### REQUIRED TASK 1
Answer these questions about the t-shirt history text.
(a) In what year did the U.S. Navy begin issuing t-shirts as standard undershirts?
(b) In which novel was the word "t-shirt" first published?
(c) At which museum was the exhibition curated by Dennis Nothdruft shown?
### REQUIRED TASK 2
Reproduce the portion of the t-shirt history text that opens with "Though the t-shirt" and ends after "outerwear garment skyrocketed.", changing "trousers" to "slacks".

### SOURCE EXTRACT
* BEGIN *

The first manufactured t-shirt was invented between the Spanish-American War in 1898, and 1913 when the U.S. Navy began issuing them as standard undershirts.

Even then, it took until 1920 for the actual term “t-shirt” to be inducted into the English dictionary, thanks to F. Scott Fitzgerald being the first person to publish the word in his novel This Side of Paradise. 

“So early in September Amory,” writes Fitzgerald, “provided with ‘six suits summer underwear, six suits winter underwear, one sweater or T-shirt, one jersey, one overcoat, winter, etc,’ set out for New England, the land of schools.”

Though the t-shirt was created in the early 20th century, it was rare to see it worn as anything other than an undershirt. It wasn’t uncommon to see veterans wearing a t-shirt tucked into their trousers post-World War II, but outside of that, t-shirts were almost exclusively used underneath “proper” clothes.

Then came Marlon Brando and James Dean.

In 1950, Marlon Brando famously donned a white t-shirt as Stanley Kowalski in A Streetcar Named Desire, only to be followed by James Dean in 1955's Rebel Without a Cause. Thanks to these two founding fathers, the popularity of the t-shirt as a stand-alone outerwear garment skyrocketed.

Not only was the t-shirt as an outer-garment becoming acceptable, but it was also being associated with a movement of rebellion.

“It was rebellious, because T-shirts were actually undergarments … It was a tough political statement,” says Dennis Nothdruft, curator of the exhibition titled T-shirt: Cult — Culture — Subversion, which showcased the radical history of the t-shirt at the Fashion and Textile Museum in London last year.

By the time the 1950s rolled around, a number of companies in Miami, Florida began experimenting with garment decoration, but the field was still far from what would later turn into a multi-billion dollar industry of t-shirt printing.

* END *

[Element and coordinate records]
* BEGIN *

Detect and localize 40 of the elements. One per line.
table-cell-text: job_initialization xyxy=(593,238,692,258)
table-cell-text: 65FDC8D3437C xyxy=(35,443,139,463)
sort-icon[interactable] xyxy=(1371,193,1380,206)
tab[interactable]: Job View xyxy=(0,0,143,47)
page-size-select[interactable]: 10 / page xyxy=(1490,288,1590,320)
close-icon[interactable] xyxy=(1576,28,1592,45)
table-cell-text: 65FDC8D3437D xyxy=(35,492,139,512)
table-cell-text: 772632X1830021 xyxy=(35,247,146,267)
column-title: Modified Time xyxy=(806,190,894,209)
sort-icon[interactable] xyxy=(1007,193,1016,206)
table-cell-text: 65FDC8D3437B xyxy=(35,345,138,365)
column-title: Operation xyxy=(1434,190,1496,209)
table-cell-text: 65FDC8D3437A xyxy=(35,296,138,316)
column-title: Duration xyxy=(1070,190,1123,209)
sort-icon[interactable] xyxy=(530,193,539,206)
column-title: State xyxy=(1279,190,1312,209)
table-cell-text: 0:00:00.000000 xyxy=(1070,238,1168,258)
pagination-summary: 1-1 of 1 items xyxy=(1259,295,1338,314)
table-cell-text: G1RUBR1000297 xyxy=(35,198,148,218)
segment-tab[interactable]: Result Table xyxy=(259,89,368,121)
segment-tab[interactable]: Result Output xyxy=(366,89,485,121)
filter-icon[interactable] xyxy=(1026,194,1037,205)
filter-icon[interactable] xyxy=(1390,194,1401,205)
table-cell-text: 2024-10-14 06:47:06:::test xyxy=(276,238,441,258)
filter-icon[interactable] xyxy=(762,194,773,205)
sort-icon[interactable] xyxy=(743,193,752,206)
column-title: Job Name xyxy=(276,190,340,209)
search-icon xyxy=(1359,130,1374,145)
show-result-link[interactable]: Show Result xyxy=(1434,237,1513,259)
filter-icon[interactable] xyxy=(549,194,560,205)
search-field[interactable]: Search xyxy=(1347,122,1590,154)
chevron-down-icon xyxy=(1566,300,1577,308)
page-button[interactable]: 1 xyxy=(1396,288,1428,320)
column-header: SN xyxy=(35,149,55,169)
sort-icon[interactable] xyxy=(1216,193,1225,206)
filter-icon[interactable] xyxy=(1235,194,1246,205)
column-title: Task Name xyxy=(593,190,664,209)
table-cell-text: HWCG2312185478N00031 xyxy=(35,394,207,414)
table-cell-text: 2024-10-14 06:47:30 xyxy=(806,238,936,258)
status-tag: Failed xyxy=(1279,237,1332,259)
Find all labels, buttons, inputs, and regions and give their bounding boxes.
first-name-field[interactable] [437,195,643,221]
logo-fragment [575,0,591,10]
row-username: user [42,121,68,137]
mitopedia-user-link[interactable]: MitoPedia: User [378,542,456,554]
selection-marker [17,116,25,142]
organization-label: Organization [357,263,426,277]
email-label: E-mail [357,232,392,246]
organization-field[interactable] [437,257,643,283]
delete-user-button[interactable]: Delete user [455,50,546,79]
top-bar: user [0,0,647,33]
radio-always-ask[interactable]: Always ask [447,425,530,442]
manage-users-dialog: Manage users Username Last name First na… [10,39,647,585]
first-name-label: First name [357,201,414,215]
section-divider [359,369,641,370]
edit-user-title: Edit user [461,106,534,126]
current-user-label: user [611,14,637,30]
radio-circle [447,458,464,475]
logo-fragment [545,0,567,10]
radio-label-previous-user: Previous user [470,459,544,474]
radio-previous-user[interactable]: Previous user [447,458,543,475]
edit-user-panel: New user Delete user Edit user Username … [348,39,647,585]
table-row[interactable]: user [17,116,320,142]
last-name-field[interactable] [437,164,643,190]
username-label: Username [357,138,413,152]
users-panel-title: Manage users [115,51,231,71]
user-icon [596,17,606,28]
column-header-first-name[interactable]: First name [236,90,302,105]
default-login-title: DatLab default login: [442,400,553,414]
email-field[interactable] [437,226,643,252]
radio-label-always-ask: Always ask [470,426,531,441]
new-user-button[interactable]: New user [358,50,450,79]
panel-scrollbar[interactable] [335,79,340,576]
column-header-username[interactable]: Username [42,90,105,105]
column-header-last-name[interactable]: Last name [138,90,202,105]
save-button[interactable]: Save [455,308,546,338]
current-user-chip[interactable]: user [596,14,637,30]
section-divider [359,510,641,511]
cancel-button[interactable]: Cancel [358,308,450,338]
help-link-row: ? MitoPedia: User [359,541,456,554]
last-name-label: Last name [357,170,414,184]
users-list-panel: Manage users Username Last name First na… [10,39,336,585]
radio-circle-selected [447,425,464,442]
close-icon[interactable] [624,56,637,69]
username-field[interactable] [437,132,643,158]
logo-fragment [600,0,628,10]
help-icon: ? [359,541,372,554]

* END *

### FULL RESPONSE 1
(a) 1913
(b) This Side of Paradise
(c) The Fashion and Textile Museum in London

### FULL RESPONSE 2
Though the t-shirt was created in the early 20th century, it was rare to see it worn as anything other than an undershirt. It wasn’t uncommon to see veterans wearing a t-shirt tucked into their slacks post-World War II, but outside of that, t-shirts were almost exclusively used underneath “proper” clothes.

Then came Marlon Brando and James Dean.

In 1950, Marlon Brando famously donned a white t-shirt as Stanley Kowalski in A Streetcar Named Desire, only to be followed by James Dean in 1955's Rebel Without a Cause. Thanks to these two founding fathers, the popularity of the t-shirt as a stand-alone outerwear garment skyrocketed.